# Task goal
Output exactly the lines from the line with "Decode this image" through the end of the records below. Include nothing else.

╭──

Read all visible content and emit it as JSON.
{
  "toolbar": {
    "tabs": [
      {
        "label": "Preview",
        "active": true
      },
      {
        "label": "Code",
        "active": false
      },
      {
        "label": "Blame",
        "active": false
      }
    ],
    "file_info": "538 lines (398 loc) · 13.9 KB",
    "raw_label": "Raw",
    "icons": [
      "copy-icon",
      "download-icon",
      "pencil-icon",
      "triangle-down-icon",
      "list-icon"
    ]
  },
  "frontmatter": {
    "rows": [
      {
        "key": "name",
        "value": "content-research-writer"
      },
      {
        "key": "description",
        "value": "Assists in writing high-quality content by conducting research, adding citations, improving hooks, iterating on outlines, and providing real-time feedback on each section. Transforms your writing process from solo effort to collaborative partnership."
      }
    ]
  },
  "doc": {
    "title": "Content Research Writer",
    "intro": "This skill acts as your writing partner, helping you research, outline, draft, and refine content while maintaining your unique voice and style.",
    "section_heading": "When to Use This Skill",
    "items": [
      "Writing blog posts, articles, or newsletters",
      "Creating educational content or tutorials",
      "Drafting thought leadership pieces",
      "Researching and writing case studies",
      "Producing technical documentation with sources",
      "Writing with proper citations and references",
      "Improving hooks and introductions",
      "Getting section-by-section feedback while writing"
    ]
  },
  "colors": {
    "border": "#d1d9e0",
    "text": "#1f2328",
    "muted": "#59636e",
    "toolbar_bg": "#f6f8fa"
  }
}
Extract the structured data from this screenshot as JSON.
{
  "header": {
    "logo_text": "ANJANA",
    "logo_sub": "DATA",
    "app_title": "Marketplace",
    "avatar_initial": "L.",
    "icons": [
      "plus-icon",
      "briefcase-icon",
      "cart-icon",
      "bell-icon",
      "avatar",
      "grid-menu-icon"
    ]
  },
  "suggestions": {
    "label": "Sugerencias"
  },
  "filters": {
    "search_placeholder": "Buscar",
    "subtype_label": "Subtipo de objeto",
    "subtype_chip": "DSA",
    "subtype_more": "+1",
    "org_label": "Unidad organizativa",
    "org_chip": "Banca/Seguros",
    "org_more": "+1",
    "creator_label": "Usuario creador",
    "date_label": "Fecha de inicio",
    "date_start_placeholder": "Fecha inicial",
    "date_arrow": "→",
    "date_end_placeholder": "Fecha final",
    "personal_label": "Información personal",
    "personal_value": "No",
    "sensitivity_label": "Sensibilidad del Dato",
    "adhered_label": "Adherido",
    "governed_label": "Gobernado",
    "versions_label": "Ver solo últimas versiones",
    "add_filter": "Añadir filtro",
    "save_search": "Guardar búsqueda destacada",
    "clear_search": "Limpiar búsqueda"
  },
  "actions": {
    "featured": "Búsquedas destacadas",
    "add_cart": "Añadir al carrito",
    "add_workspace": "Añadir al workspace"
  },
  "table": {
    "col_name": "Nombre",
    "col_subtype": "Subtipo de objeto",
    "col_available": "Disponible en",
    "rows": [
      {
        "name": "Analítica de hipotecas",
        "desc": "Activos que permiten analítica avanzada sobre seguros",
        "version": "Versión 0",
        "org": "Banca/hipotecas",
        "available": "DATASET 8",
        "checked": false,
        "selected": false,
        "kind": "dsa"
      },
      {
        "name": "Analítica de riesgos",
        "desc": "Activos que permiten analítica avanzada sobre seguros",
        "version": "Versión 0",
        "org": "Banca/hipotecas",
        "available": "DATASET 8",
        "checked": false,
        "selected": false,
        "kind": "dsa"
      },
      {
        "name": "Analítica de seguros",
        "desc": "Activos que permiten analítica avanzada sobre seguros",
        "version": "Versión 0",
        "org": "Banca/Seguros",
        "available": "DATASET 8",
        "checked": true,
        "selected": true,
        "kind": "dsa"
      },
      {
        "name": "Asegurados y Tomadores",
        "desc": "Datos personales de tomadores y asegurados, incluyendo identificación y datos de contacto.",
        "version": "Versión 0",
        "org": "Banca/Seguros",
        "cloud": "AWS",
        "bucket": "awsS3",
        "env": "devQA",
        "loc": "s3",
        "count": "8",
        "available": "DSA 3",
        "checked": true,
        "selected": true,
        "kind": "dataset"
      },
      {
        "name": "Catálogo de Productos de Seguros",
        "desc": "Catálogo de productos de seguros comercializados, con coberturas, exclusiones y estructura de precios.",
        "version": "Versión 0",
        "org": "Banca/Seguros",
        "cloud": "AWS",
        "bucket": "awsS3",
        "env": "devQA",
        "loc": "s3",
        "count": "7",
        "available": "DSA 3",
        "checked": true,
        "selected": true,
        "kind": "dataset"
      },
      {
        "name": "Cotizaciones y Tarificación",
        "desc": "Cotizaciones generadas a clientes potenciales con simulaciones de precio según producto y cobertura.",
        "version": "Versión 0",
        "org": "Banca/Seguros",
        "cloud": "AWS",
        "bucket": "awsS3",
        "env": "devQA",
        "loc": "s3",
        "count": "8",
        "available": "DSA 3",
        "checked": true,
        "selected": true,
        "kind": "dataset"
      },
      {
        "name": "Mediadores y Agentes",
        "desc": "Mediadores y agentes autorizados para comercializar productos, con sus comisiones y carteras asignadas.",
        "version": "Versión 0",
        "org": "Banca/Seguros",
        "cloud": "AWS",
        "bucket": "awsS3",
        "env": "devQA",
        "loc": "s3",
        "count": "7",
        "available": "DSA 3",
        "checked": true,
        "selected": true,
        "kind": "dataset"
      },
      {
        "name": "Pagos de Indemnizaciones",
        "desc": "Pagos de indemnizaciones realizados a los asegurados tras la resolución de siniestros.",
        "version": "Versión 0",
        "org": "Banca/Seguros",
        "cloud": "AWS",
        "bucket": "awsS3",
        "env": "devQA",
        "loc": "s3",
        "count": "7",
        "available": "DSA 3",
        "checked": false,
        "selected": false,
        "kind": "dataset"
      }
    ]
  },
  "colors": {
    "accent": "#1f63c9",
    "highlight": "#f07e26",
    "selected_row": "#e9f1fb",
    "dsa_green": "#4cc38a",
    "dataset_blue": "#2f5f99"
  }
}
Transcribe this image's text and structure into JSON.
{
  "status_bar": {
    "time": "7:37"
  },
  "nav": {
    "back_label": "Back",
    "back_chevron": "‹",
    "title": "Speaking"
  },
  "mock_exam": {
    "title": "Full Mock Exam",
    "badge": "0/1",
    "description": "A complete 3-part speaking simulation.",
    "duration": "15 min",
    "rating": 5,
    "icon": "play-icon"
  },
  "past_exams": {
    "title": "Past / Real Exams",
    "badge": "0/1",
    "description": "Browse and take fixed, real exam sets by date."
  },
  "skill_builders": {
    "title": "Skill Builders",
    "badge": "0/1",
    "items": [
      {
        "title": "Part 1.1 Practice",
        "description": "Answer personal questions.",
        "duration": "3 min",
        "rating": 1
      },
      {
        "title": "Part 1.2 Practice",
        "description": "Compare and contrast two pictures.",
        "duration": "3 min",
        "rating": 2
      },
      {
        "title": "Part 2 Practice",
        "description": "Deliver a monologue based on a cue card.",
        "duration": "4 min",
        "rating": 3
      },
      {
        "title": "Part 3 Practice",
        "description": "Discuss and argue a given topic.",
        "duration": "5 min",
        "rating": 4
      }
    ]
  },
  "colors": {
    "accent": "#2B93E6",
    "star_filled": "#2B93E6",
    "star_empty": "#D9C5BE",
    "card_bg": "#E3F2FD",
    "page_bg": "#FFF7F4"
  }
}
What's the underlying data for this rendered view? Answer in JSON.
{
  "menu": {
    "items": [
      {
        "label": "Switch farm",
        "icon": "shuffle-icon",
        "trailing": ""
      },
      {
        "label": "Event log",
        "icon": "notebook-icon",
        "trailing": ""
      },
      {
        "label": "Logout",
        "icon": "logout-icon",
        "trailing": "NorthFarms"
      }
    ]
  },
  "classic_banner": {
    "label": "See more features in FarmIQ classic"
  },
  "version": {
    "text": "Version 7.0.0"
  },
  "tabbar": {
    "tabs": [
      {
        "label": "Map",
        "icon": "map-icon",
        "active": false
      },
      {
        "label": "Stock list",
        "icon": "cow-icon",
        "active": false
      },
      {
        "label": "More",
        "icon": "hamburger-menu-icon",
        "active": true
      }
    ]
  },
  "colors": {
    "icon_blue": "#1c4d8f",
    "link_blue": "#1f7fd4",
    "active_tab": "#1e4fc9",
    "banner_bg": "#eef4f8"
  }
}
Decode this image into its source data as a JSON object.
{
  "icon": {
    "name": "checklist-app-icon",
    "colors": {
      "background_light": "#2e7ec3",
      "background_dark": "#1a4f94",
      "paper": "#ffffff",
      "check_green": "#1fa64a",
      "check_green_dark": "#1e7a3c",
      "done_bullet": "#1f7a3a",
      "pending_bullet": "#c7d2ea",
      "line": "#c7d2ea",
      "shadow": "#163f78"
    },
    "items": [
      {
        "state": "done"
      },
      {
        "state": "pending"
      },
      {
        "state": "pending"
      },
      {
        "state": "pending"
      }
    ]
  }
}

╰──

# Response to this task
Decode this image into its source data as a JSON object.
{
  "icon": {
    "name": "checklist-app-icon",
    "colors": {
      "background_light": "#2e7ec3",
      "background_dark": "#1a4f94",
      "paper": "#ffffff",
      "check_green": "#1fa64a",
      "check_green_dark": "#1e7a3c",
      "done_bullet": "#1f7a3a",
      "pending_bullet": "#c7d2ea",
      "line": "#c7d2ea",
      "shadow": "#163f78"
    },
    "items": [
      {
        "state": "done"
      },
      {
        "state": "pending"
      },
      {
        "state": "pending"
      },
      {
        "state": "pending"
      }
    ]
  }
}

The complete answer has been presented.